• Prompt
Search the material for the word "准确规范" and copy each line that holds it.
====== Stored records
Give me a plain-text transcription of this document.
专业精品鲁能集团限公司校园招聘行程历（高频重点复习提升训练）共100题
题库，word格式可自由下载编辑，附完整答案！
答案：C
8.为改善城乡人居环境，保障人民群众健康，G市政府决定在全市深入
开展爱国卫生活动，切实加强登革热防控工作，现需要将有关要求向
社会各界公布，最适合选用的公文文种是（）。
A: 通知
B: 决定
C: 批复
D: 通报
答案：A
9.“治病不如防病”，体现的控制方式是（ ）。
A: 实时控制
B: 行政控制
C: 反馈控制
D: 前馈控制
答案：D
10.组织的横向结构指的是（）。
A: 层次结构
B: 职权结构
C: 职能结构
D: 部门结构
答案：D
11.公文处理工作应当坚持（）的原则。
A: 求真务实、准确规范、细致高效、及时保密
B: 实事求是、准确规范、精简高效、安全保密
============
• Response below
A: 求真务实、准确规范、细致高效、及时保密
B: 实事求是、准确规范、精简高效、安全保密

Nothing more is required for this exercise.